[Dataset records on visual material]

● ● ●

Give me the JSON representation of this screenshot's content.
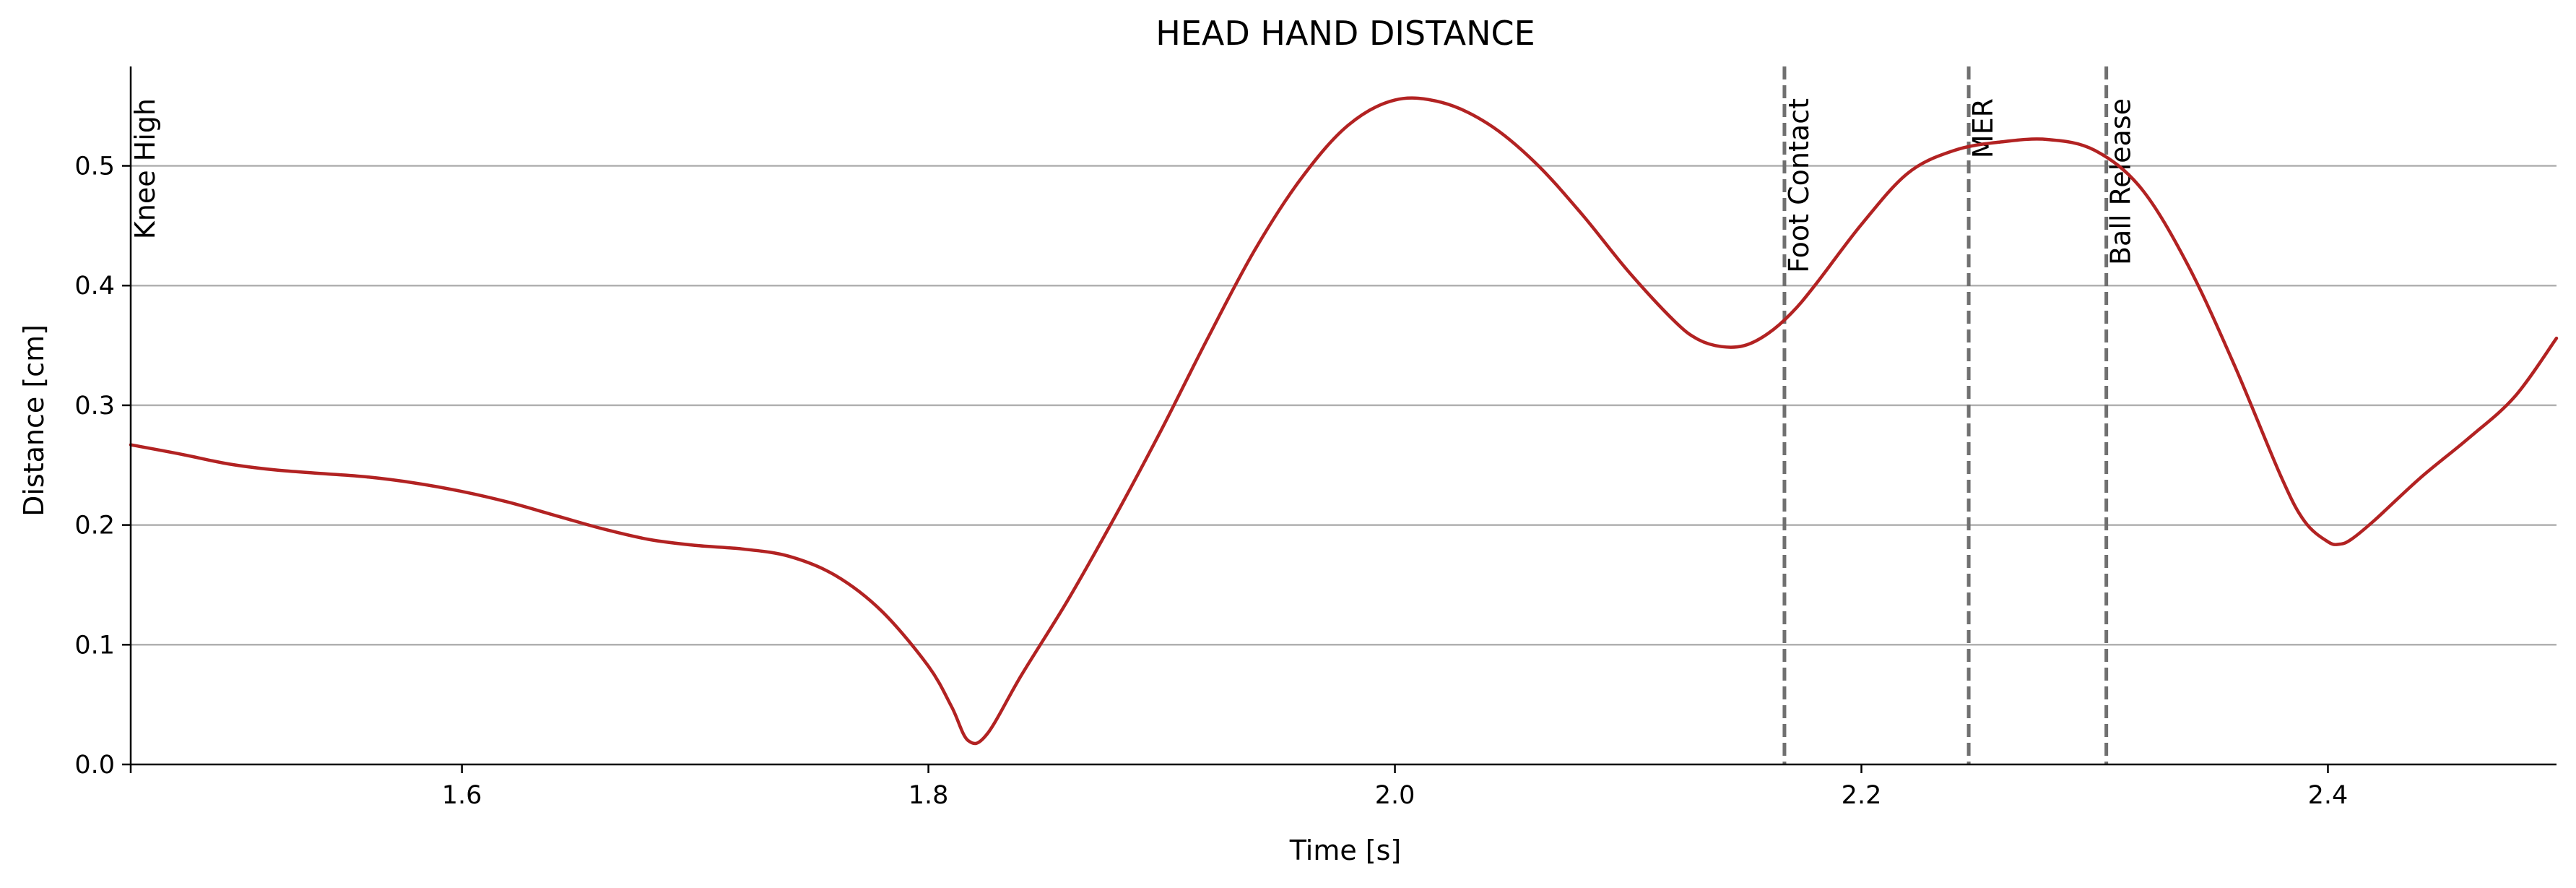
{
  "chart_data": {
    "type": "line",
    "title": "HEAD HAND DISTANCE",
    "xlabel": "Time [s]",
    "ylabel": "Distance [cm]",
    "xlim": [
      1.458,
      2.498
    ],
    "ylim": [
      0.0,
      0.583
    ],
    "xticks": [
      1.6,
      1.8,
      2.0,
      2.2,
      2.4
    ],
    "xtick_labels": [
      "1.6",
      "1.8",
      "2.0",
      "2.2",
      "2.4"
    ],
    "yticks": [
      0.0,
      0.1,
      0.2,
      0.3,
      0.4,
      0.5
    ],
    "ytick_labels": [
      "0.0",
      "0.1",
      "0.2",
      "0.3",
      "0.4",
      "0.5"
    ],
    "grid": "horizontal",
    "colors": {
      "line": "#b22222",
      "event_line": "#707070",
      "grid": "#b0b0b0"
    },
    "events": [
      {
        "label": "Knee High",
        "x": 1.458
      },
      {
        "label": "Foot Contact",
        "x": 2.167
      },
      {
        "label": "MER",
        "x": 2.246
      },
      {
        "label": "Ball Release",
        "x": 2.305
      }
    ],
    "series": [
      {
        "x": [
          1.458,
          1.48,
          1.5,
          1.52,
          1.54,
          1.56,
          1.58,
          1.6,
          1.62,
          1.64,
          1.66,
          1.68,
          1.7,
          1.72,
          1.74,
          1.76,
          1.78,
          1.8,
          1.81,
          1.817,
          1.825,
          1.84,
          1.86,
          1.88,
          1.9,
          1.92,
          1.94,
          1.96,
          1.98,
          2.0,
          2.02,
          2.04,
          2.06,
          2.08,
          2.1,
          2.12,
          2.13,
          2.14,
          2.15,
          2.16,
          2.17,
          2.18,
          2.2,
          2.22,
          2.24,
          2.26,
          2.28,
          2.3,
          2.32,
          2.34,
          2.36,
          2.38,
          2.39,
          2.4,
          2.405,
          2.41,
          2.42,
          2.44,
          2.46,
          2.48,
          2.498
        ],
        "y": [
          0.267,
          0.259,
          0.251,
          0.246,
          0.243,
          0.24,
          0.235,
          0.228,
          0.219,
          0.208,
          0.197,
          0.188,
          0.183,
          0.18,
          0.174,
          0.158,
          0.128,
          0.082,
          0.048,
          0.02,
          0.025,
          0.075,
          0.138,
          0.207,
          0.28,
          0.357,
          0.43,
          0.49,
          0.534,
          0.555,
          0.553,
          0.535,
          0.503,
          0.46,
          0.412,
          0.37,
          0.355,
          0.349,
          0.35,
          0.36,
          0.377,
          0.4,
          0.451,
          0.494,
          0.513,
          0.52,
          0.522,
          0.513,
          0.481,
          0.417,
          0.333,
          0.24,
          0.203,
          0.186,
          0.184,
          0.188,
          0.204,
          0.24,
          0.272,
          0.307,
          0.356
        ]
      }
    ]
  }
}
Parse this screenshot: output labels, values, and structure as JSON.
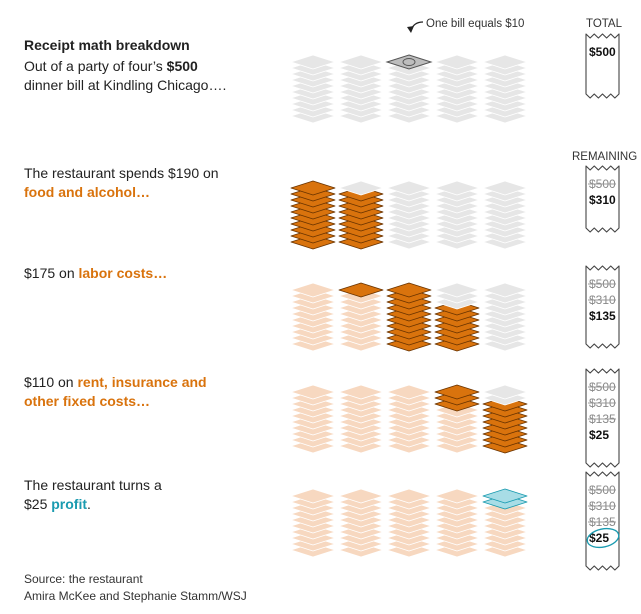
{
  "chart_data": {
    "type": "isotype-stack",
    "title": "Receipt math breakdown",
    "subtitle_prefix": "Out of a party of four’s ",
    "subtitle_amount": "$500",
    "subtitle_suffix": "dinner bill at Kindling Chicago….",
    "unit_label": "One bill equals $10",
    "unit_value": 10,
    "total_bills": 50,
    "stacks": 5,
    "bills_per_stack": 10,
    "total_header": "TOTAL",
    "remaining_header": "REMAINING",
    "total_amount": "$500",
    "rows": [
      {
        "key": "total",
        "pre": "",
        "highlight": "",
        "post": "",
        "value": 500,
        "bills": 0,
        "remaining": [
          "$500"
        ]
      },
      {
        "key": "food",
        "pre": "The restaurant spends $190 on ",
        "highlight": "food and alcohol…",
        "post": "",
        "value": 190,
        "bills": 19,
        "remaining": [
          "$500",
          "$310"
        ]
      },
      {
        "key": "labor",
        "pre": "$175 on ",
        "highlight": "labor costs…",
        "post": "",
        "value": 175,
        "bills": 17.5,
        "remaining": [
          "$500",
          "$310",
          "$135"
        ]
      },
      {
        "key": "fixed",
        "pre": "$110 on ",
        "highlight": "rent, insurance and other fixed costs…",
        "post": "",
        "value": 110,
        "bills": 11,
        "remaining": [
          "$500",
          "$310",
          "$135",
          "$25"
        ]
      },
      {
        "key": "profit",
        "pre": "The restaurant turns a $25 ",
        "highlight": "profit",
        "post": ".",
        "value": 25,
        "bills": 2.5,
        "remaining": [
          "$500",
          "$310",
          "$135",
          "$25"
        ]
      }
    ],
    "source": "Source: the restaurant",
    "credit": "Amira McKee and Stephanie Stamm/WSJ",
    "colors": {
      "empty": "#e6e6e6",
      "empty_stroke": "#ffffff",
      "spent": "#d9730d",
      "spent_stroke": "#6b3400",
      "past": "#f7d8c0",
      "profit": "#a8dde6",
      "profit_stroke": "#1a9bb0",
      "orange_text": "#d9730d",
      "teal_text": "#1a9bb0"
    }
  }
}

● ● ●

YOUR INSTRUCTIONS. Write out all the entries exactly, except for the pictures.

SOLUTION.
Give me the JSON representation of this screenshot's content.
{
  "chart_data": {
    "type": "line",
    "title": "HEAD HAND DISTANCE",
    "xlabel": "Time [s]",
    "ylabel": "Distance [cm]",
    "xlim": [
      1.458,
      2.498
    ],
    "ylim": [
      0.0,
      0.583
    ],
    "xticks": [
      1.6,
      1.8,
      2.0,
      2.2,
      2.4
    ],
    "xtick_labels": [
      "1.6",
      "1.8",
      "2.0",
      "2.2",
      "2.4"
    ],
    "yticks": [
      0.0,
      0.1,
      0.2,
      0.3,
      0.4,
      0.5
    ],
    "ytick_labels": [
      "0.0",
      "0.1",
      "0.2",
      "0.3",
      "0.4",
      "0.5"
    ],
    "grid": "horizontal",
    "colors": {
      "line": "#b22222",
      "event_line": "#707070",
      "grid": "#b0b0b0"
    },
    "events": [
      {
        "label": "Knee High",
        "x": 1.458
      },
      {
        "label": "Foot Contact",
        "x": 2.167
      },
      {
        "label": "MER",
        "x": 2.246
      },
      {
        "label": "Ball Release",
        "x": 2.305
      }
    ],
    "series": [
      {
        "x": [
          1.458,
          1.48,
          1.5,
          1.52,
          1.54,
          1.56,
          1.58,
          1.6,
          1.62,
          1.64,
          1.66,
          1.68,
          1.7,
          1.72,
          1.74,
          1.76,
          1.78,
          1.8,
          1.81,
          1.817,
          1.825,
          1.84,
          1.86,
          1.88,
          1.9,
          1.92,
          1.94,
          1.96,
          1.98,
          2.0,
          2.02,
          2.04,
          2.06,
          2.08,
          2.1,
          2.12,
          2.13,
          2.14,
          2.15,
          2.16,
          2.17,
          2.18,
          2.2,
          2.22,
          2.24,
          2.26,
          2.28,
          2.3,
          2.32,
          2.34,
          2.36,
          2.38,
          2.39,
          2.4,
          2.405,
          2.41,
          2.42,
          2.44,
          2.46,
          2.48,
          2.498
        ],
        "y": [
          0.267,
          0.259,
          0.251,
          0.246,
          0.243,
          0.24,
          0.235,
          0.228,
          0.219,
          0.208,
          0.197,
          0.188,
          0.183,
          0.18,
          0.174,
          0.158,
          0.128,
          0.082,
          0.048,
          0.02,
          0.025,
          0.075,
          0.138,
          0.207,
          0.28,
          0.357,
          0.43,
          0.49,
          0.534,
          0.555,
          0.553,
          0.535,
          0.503,
          0.46,
          0.412,
          0.37,
          0.355,
          0.349,
          0.35,
          0.36,
          0.377,
          0.4,
          0.451,
          0.494,
          0.513,
          0.52,
          0.522,
          0.513,
          0.481,
          0.417,
          0.333,
          0.24,
          0.203,
          0.186,
          0.184,
          0.188,
          0.204,
          0.24,
          0.272,
          0.307,
          0.356
        ]
      }
    ]
  }
}
Parse this screenshot: output labels, values, and structure as JSON.
{
  "chart_data": {
    "type": "isotype-stack",
    "title": "Receipt math breakdown",
    "subtitle_prefix": "Out of a party of four’s ",
    "subtitle_amount": "$500",
    "subtitle_suffix": "dinner bill at Kindling Chicago….",
    "unit_label": "One bill equals $10",
    "unit_value": 10,
    "total_bills": 50,
    "stacks": 5,
    "bills_per_stack": 10,
    "total_header": "TOTAL",
    "remaining_header": "REMAINING",
    "total_amount": "$500",
    "rows": [
      {
        "key": "total",
        "pre": "",
        "highlight": "",
        "post": "",
        "value": 500,
        "bills": 0,
        "remaining": [
          "$500"
        ]
      },
      {
        "key": "food",
        "pre": "The restaurant spends $190 on ",
        "highlight": "food and alcohol…",
        "post": "",
        "value": 190,
        "bills": 19,
        "remaining": [
          "$500",
          "$310"
        ]
      },
      {
        "key": "labor",
        "pre": "$175 on ",
        "highlight": "labor costs…",
        "post": "",
        "value": 175,
        "bills": 17.5,
        "remaining": [
          "$500",
          "$310",
          "$135"
        ]
      },
      {
        "key": "fixed",
        "pre": "$110 on ",
        "highlight": "rent, insurance and other fixed costs…",
        "post": "",
        "value": 110,
        "bills": 11,
        "remaining": [
          "$500",
          "$310",
          "$135",
          "$25"
        ]
      },
      {
        "key": "profit",
        "pre": "The restaurant turns a $25 ",
        "highlight": "profit",
        "post": ".",
        "value": 25,
        "bills": 2.5,
        "remaining": [
          "$500",
          "$310",
          "$135",
          "$25"
        ]
      }
    ],
    "source": "Source: the restaurant",
    "credit": "Amira McKee and Stephanie Stamm/WSJ",
    "colors": {
      "empty": "#e6e6e6",
      "empty_stroke": "#ffffff",
      "spent": "#d9730d",
      "spent_stroke": "#6b3400",
      "past": "#f7d8c0",
      "profit": "#a8dde6",
      "profit_stroke": "#1a9bb0",
      "orange_text": "#d9730d",
      "teal_text": "#1a9bb0"
    }
  }
}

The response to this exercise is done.